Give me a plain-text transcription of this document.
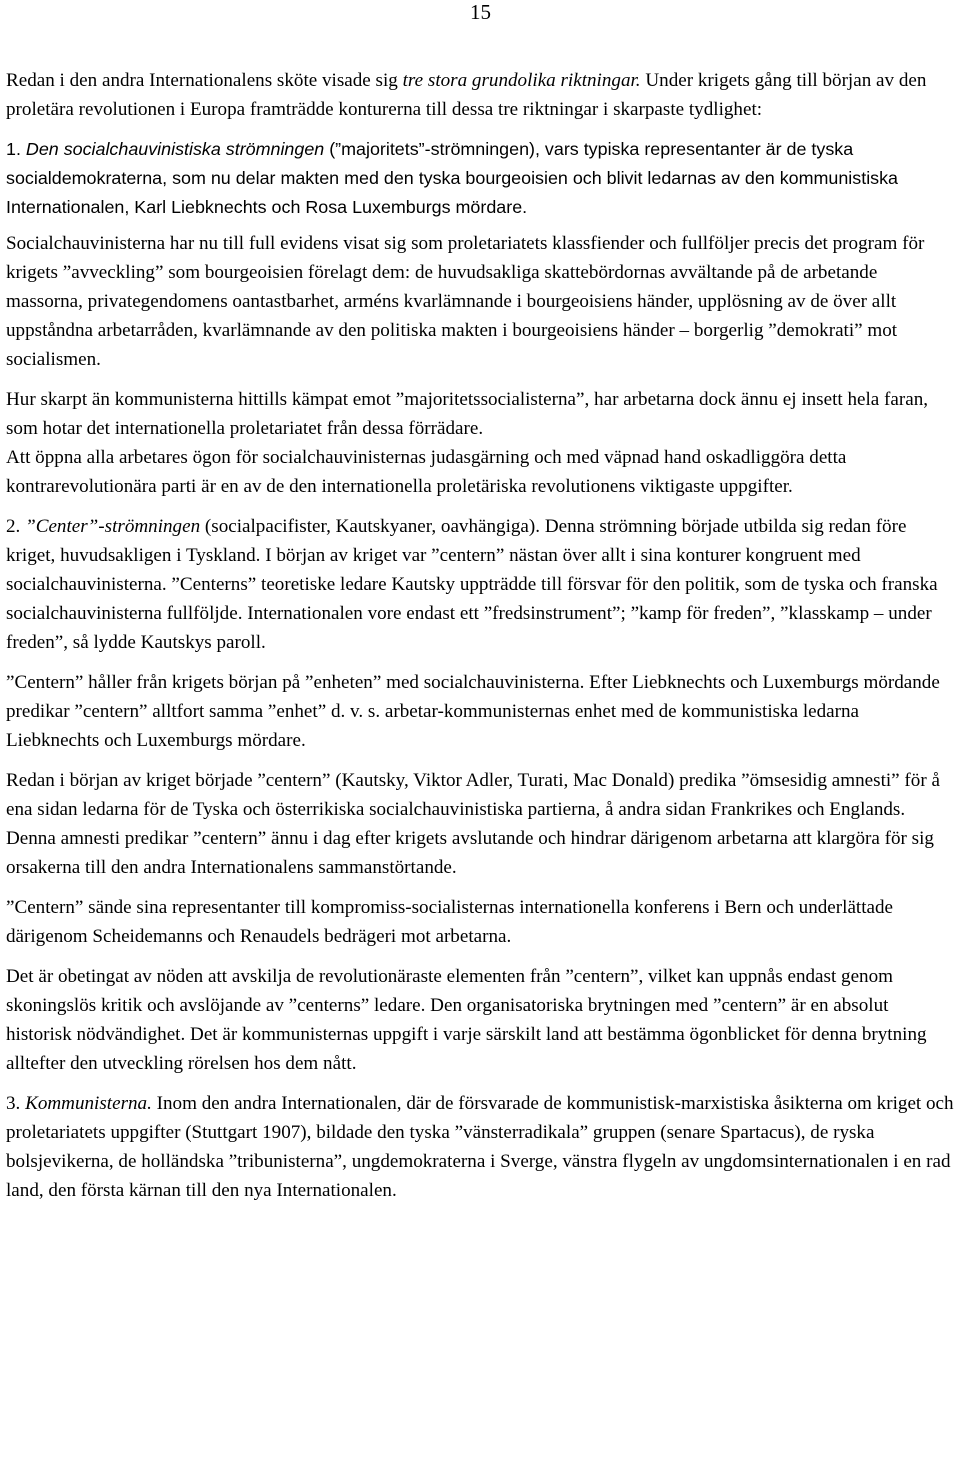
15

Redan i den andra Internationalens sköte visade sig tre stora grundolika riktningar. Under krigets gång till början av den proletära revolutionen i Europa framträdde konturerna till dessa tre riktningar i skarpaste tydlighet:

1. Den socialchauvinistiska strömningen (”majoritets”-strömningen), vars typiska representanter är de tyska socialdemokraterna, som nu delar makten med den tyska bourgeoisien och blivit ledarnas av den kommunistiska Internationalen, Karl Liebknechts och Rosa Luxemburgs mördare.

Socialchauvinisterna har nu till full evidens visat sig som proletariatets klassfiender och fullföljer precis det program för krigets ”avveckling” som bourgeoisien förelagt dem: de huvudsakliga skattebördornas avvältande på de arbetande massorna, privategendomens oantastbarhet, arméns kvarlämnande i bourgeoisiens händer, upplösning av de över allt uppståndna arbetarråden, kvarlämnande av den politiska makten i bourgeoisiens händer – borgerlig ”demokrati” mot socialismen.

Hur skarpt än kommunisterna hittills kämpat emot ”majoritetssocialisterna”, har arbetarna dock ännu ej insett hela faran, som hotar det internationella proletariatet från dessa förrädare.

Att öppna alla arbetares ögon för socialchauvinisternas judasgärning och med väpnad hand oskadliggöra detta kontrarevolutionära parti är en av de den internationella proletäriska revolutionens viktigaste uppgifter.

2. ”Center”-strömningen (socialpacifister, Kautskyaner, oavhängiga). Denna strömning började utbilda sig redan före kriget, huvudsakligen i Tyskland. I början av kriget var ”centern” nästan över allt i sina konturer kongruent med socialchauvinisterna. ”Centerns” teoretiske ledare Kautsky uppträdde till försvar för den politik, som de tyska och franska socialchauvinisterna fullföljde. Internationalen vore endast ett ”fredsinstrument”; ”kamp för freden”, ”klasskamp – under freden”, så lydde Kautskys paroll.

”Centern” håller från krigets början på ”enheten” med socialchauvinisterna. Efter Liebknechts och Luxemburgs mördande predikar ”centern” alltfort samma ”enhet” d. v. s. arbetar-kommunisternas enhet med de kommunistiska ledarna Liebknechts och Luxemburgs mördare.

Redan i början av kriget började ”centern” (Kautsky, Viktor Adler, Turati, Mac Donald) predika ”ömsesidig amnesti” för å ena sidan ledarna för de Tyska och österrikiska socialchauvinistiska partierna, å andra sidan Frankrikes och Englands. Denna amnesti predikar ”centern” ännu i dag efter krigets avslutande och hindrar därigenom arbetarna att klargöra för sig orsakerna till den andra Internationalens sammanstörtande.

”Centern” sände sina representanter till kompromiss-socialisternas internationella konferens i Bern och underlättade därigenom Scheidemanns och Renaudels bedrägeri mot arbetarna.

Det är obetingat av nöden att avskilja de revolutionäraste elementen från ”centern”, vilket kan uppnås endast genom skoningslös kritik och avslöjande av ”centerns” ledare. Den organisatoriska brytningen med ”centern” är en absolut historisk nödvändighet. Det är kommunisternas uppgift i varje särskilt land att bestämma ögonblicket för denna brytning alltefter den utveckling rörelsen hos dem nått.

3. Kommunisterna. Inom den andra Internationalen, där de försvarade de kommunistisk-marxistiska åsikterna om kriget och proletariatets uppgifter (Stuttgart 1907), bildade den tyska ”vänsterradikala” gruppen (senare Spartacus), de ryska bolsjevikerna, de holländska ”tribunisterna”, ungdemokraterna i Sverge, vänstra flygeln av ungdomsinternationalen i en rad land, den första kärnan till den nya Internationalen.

────────────────────────────────────────

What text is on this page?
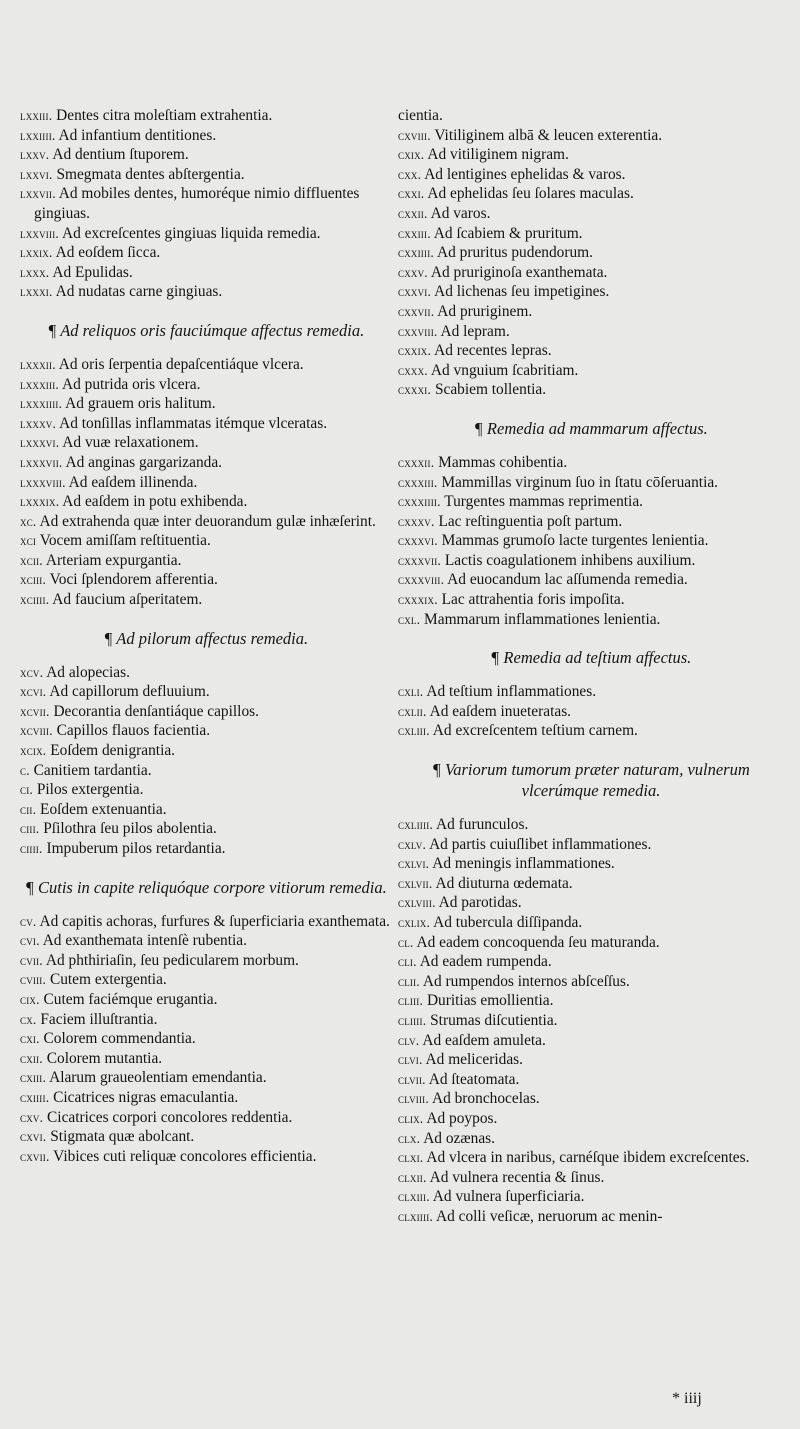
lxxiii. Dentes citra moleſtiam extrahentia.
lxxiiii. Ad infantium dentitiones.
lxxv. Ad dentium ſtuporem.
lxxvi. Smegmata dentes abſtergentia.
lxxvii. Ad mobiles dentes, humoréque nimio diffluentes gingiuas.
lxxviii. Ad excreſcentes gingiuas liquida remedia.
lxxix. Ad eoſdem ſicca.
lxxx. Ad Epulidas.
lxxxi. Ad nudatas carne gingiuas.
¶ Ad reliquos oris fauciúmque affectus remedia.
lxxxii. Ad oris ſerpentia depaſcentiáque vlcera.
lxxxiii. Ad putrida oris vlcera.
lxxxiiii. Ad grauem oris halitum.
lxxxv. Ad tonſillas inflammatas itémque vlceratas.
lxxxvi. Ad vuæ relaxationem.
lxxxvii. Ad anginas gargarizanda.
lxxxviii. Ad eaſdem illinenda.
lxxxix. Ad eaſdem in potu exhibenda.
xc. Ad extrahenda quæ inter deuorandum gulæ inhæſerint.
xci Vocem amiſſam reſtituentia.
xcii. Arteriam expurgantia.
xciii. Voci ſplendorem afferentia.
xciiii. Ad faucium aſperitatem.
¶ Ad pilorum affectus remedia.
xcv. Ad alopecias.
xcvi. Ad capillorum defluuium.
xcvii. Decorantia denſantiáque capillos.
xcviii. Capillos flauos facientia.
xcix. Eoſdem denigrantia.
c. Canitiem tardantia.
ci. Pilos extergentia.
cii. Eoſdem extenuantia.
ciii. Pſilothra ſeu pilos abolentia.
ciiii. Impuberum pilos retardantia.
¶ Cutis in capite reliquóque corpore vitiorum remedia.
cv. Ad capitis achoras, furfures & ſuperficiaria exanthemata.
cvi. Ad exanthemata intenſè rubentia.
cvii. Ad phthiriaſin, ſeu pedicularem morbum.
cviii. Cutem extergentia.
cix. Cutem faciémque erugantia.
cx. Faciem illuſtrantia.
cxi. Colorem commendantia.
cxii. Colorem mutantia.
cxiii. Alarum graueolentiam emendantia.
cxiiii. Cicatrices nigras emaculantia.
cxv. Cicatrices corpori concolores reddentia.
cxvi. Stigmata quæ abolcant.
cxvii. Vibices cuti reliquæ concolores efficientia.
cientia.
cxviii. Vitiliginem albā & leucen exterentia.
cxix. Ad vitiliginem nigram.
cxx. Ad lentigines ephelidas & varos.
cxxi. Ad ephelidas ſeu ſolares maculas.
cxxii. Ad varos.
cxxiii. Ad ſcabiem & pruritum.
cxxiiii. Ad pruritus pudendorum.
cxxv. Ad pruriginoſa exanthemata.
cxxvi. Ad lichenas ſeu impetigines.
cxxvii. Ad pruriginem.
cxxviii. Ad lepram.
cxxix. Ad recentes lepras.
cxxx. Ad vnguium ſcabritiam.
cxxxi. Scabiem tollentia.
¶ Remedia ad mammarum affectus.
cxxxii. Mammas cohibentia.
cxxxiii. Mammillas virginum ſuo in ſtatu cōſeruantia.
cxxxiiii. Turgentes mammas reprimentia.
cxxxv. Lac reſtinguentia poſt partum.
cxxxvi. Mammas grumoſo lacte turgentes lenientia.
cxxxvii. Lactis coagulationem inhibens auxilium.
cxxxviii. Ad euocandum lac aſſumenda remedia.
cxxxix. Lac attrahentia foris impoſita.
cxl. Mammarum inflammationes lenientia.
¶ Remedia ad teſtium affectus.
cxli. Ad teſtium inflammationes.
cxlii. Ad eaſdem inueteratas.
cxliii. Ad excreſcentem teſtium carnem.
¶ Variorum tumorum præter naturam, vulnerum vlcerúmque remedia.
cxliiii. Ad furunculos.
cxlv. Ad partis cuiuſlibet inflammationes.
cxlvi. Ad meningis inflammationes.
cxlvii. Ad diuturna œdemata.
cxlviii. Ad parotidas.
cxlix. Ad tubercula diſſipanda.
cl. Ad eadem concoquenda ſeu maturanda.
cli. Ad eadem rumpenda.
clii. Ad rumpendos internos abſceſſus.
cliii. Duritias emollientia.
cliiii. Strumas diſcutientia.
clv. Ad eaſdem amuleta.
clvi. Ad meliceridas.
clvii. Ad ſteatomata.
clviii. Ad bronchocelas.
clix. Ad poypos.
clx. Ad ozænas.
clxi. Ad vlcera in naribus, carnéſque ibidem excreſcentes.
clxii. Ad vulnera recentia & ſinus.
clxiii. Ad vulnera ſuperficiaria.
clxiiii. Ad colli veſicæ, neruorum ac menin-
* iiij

────────────────────────────────────────

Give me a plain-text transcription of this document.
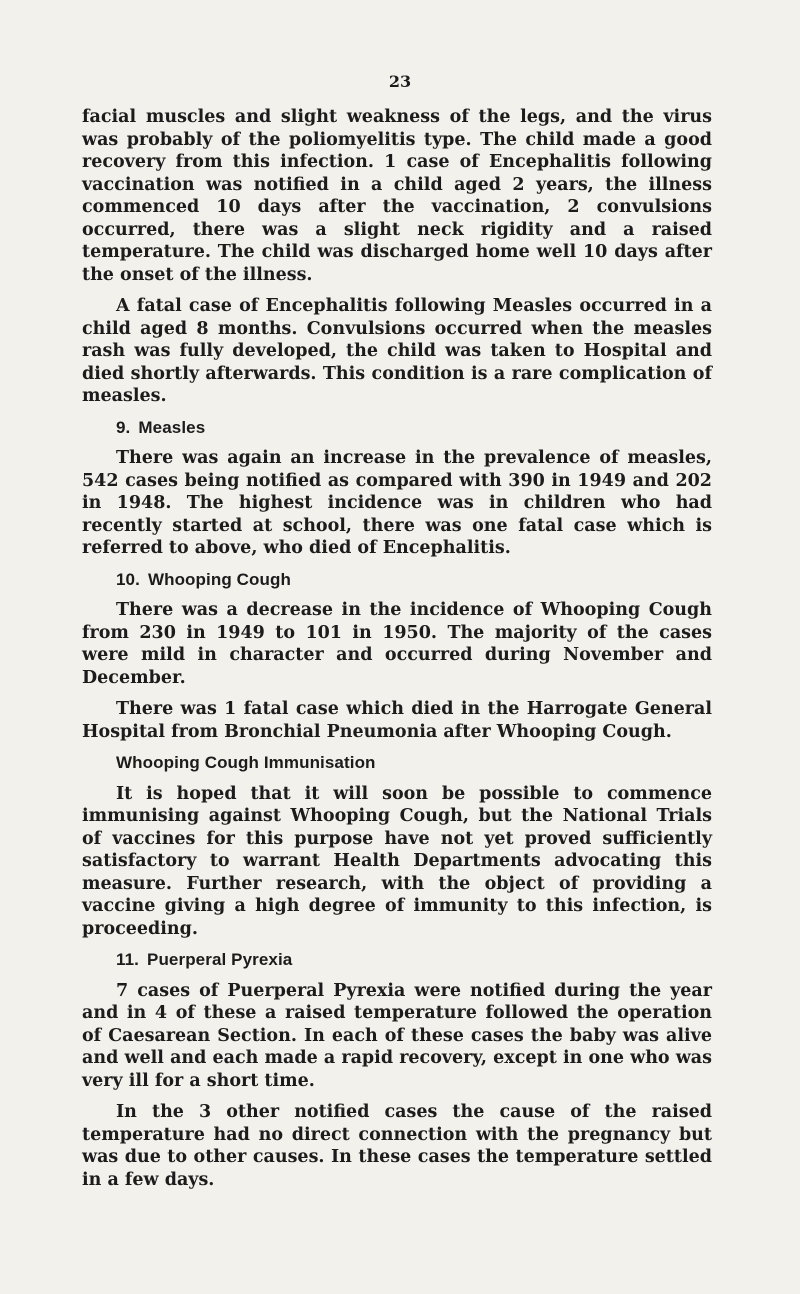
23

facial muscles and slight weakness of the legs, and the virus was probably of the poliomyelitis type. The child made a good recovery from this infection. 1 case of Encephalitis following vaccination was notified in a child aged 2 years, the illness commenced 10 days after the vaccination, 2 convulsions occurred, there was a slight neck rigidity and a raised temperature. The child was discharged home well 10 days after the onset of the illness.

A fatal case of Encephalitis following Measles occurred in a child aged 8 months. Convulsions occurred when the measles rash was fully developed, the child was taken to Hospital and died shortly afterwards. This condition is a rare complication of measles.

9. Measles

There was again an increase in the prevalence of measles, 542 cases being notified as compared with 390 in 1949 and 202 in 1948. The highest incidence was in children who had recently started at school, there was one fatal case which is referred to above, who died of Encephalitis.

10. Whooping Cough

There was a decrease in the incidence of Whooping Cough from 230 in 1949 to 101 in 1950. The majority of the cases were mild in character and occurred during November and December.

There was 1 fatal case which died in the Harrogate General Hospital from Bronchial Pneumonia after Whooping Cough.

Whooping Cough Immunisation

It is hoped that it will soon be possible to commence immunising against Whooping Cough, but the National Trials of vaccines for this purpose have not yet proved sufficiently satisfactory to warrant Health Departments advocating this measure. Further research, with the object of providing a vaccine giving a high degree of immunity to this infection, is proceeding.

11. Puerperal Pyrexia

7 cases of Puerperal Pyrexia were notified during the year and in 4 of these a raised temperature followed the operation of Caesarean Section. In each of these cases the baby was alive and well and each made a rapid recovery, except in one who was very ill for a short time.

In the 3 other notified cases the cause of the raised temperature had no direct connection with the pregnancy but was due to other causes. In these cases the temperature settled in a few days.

────────────────────────────────────────

▶ [Problem statement]:
Which lines in the records above contain the word "infection"? Copy each one.

▶ [Output of the exercise]:
facial muscles and slight weakness of the legs, and the virus was probably of the poliomyelitis type. The child made a good recovery from this infection. 1 case of Encephalitis following vaccination was notified in a child aged 2 years, the illness commenced 10 days after the vaccination, 2 convulsions occurred, there was a slight neck rigidity and a raised temperature. The child was discharged home well 10 days after the onset of the illness.
It is hoped that it will soon be possible to commence immunising against Whooping Cough, but the National Trials of vaccines for this purpose have not yet proved sufficiently satisfactory to warrant Health Departments advocating this measure. Further research, with the object of providing a vaccine giving a high degree of immunity to this infection, is proceeding.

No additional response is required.